GIVEN EXERCISE:
Print the following lines verbatim, with no changes.

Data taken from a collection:

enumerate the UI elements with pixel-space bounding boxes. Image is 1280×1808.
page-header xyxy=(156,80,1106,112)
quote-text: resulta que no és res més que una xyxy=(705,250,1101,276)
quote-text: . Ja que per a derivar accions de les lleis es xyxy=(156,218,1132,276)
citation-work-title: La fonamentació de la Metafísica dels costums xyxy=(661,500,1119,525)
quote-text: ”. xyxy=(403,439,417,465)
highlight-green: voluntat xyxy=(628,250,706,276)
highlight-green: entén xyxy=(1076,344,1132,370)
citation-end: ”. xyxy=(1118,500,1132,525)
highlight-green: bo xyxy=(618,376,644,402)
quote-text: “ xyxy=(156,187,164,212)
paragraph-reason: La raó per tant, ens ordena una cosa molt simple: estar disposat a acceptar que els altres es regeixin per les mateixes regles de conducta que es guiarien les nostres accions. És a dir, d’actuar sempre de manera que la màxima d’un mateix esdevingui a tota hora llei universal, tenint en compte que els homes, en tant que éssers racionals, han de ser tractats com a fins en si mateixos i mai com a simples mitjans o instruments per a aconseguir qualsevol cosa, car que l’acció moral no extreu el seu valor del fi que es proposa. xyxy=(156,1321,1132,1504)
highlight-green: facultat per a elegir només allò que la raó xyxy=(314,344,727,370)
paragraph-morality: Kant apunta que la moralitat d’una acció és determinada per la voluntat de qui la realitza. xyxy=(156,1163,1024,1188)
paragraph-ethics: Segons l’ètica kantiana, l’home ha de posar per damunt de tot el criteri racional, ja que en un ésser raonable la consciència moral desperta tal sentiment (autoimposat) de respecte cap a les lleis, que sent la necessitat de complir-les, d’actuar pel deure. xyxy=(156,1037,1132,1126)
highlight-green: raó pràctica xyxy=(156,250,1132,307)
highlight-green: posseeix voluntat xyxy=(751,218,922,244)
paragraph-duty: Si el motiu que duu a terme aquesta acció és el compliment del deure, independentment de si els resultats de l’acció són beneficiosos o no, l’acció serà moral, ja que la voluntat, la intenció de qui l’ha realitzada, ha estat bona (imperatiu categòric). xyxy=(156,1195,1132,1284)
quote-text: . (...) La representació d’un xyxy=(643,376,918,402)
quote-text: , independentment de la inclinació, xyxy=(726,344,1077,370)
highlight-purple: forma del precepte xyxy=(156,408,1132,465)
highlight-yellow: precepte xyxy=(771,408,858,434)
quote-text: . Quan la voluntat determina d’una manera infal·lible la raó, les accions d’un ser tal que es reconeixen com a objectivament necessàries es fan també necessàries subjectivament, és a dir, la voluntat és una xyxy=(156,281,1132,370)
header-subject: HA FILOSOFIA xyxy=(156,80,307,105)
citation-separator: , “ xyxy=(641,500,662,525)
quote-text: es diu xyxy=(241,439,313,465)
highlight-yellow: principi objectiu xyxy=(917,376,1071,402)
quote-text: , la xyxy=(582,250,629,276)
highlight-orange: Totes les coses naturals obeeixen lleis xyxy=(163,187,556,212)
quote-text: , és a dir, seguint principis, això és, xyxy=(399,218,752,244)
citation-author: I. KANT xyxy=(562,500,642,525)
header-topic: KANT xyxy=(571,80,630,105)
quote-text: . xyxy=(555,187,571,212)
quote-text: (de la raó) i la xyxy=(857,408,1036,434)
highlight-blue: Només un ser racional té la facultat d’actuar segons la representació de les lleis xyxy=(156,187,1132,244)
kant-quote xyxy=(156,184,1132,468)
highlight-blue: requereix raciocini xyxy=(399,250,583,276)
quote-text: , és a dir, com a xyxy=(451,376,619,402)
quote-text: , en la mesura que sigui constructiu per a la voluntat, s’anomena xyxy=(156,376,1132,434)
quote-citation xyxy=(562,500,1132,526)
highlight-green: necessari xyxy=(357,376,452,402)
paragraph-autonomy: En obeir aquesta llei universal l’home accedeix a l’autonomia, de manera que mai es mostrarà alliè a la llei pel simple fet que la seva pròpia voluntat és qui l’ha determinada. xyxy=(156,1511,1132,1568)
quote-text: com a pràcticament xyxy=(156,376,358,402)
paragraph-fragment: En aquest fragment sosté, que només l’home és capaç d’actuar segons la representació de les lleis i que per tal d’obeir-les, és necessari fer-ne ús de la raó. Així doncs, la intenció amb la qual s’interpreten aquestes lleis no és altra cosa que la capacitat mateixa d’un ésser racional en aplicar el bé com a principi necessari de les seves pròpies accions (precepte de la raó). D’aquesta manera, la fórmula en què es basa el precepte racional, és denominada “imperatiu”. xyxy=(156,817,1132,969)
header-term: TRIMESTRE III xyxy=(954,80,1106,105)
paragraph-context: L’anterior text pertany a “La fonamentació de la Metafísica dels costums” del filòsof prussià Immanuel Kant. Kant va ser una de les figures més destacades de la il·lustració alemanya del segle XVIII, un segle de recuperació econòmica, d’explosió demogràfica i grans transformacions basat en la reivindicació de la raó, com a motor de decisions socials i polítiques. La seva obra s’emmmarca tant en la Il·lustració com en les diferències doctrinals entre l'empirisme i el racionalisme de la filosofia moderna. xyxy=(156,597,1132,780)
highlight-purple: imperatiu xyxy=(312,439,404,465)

CORRECT RESULT:
enumerate the UI elements with pixel-space bounding boxes. Image is 1280×1808.
page-header xyxy=(156,80,1106,112)
quote-text: resulta que no és res més que una xyxy=(705,250,1101,276)
quote-text: . Ja que per a derivar accions de les lleis es xyxy=(156,218,1132,276)
citation-work-title: La fonamentació de la Metafísica dels costums xyxy=(661,500,1119,525)
quote-text: ”. xyxy=(403,439,417,465)
highlight-green: voluntat xyxy=(628,250,706,276)
highlight-green: entén xyxy=(1076,344,1132,370)
citation-end: ”. xyxy=(1118,500,1132,525)
highlight-green: bo xyxy=(618,376,644,402)
quote-text: “ xyxy=(156,187,164,212)
paragraph-reason: La raó per tant, ens ordena una cosa molt simple: estar disposat a acceptar que els altres es regeixin per les mateixes regles de conducta que es guiarien les nostres accions. És a dir, d’actuar sempre de manera que la màxima d’un mateix esdevingui a tota hora llei universal, tenint en compte que els homes, en tant que éssers racionals, han de ser tractats com a fins en si mateixos i mai com a simples mitjans o instruments per a aconseguir qualsevol cosa, car que l’acció moral no extreu el seu valor del fi que es proposa. xyxy=(156,1321,1132,1504)
highlight-green: facultat per a elegir només allò que la raó xyxy=(314,344,727,370)
paragraph-morality: Kant apunta que la moralitat d’una acció és determinada per la voluntat de qui la realitza. xyxy=(156,1163,1024,1188)
paragraph-ethics: Segons l’ètica kantiana, l’home ha de posar per damunt de tot el criteri racional, ja que en un ésser raonable la consciència moral desperta tal sentiment (autoimposat) de respecte cap a les lleis, que sent la necessitat de complir-les, d’actuar pel deure. xyxy=(156,1037,1132,1126)
highlight-green: raó pràctica xyxy=(156,250,1132,307)
highlight-green: posseeix voluntat xyxy=(751,218,922,244)
paragraph-duty: Si el motiu que duu a terme aquesta acció és el compliment del deure, independentment de si els resultats de l’acció són beneficiosos o no, l’acció serà moral, ja que la voluntat, la intenció de qui l’ha realitzada, ha estat bona (imperatiu categòric). xyxy=(156,1195,1132,1284)
quote-text: . (...) La representació d’un xyxy=(643,376,918,402)
quote-text: , independentment de la inclinació, xyxy=(726,344,1077,370)
highlight-purple: forma del precepte xyxy=(156,408,1132,465)
highlight-yellow: precepte xyxy=(771,408,858,434)
quote-text: . Quan la voluntat determina d’una manera infal·lible la raó, les accions d’un ser tal que es reconeixen com a objectivament necessàries es fan també necessàries subjectivament, és a dir, la voluntat és una xyxy=(156,281,1132,370)
header-subject: HA FILOSOFIA xyxy=(156,80,307,105)
citation-separator: , “ xyxy=(641,500,662,525)
quote-text: es diu xyxy=(241,439,313,465)
highlight-yellow: principi objectiu xyxy=(917,376,1071,402)
quote-text: , la xyxy=(582,250,629,276)
highlight-orange: Totes les coses naturals obeeixen lleis xyxy=(163,187,556,212)
quote-text: , és a dir, seguint principis, això és, xyxy=(399,218,752,244)
citation-author: I. KANT xyxy=(562,500,642,525)
header-topic: KANT xyxy=(571,80,630,105)
quote-text: . xyxy=(555,187,571,212)
quote-text: (de la raó) i la xyxy=(857,408,1036,434)
highlight-blue: Només un ser racional té la facultat d’actuar segons la representació de les lleis xyxy=(156,187,1132,244)
kant-quote xyxy=(156,184,1132,468)
highlight-blue: requereix raciocini xyxy=(399,250,583,276)
quote-text: , és a dir, com a xyxy=(451,376,619,402)
quote-text: , en la mesura que sigui constructiu per a la voluntat, s’anomena xyxy=(156,376,1132,434)
quote-citation xyxy=(562,500,1132,526)
highlight-green: necessari xyxy=(357,376,452,402)
paragraph-autonomy: En obeir aquesta llei universal l’home accedeix a l’autonomia, de manera que mai es mostrarà alliè a la llei pel simple fet que la seva pròpia voluntat és qui l’ha determinada. xyxy=(156,1511,1132,1568)
quote-text: com a pràcticament xyxy=(156,376,358,402)
paragraph-fragment: En aquest fragment sosté, que només l’home és capaç d’actuar segons la representació de les lleis i que per tal d’obeir-les, és necessari fer-ne ús de la raó. Així doncs, la intenció amb la qual s’interpreten aquestes lleis no és altra cosa que la capacitat mateixa d’un ésser racional en aplicar el bé com a principi necessari de les seves pròpies accions (precepte de la raó). D’aquesta manera, la fórmula en què es basa el precepte racional, és denominada “imperatiu”. xyxy=(156,817,1132,969)
header-term: TRIMESTRE III xyxy=(954,80,1106,105)
paragraph-context: L’anterior text pertany a “La fonamentació de la Metafísica dels costums” del filòsof prussià Immanuel Kant. Kant va ser una de les figures més destacades de la il·lustració alemanya del segle XVIII, un segle de recuperació econòmica, d’explosió demogràfica i grans transformacions basat en la reivindicació de la raó, com a motor de decisions socials i polítiques. La seva obra s’emmmarca tant en la Il·lustració com en les diferències doctrinals entre l'empirisme i el racionalisme de la filosofia moderna. xyxy=(156,597,1132,780)
highlight-purple: imperatiu xyxy=(312,439,404,465)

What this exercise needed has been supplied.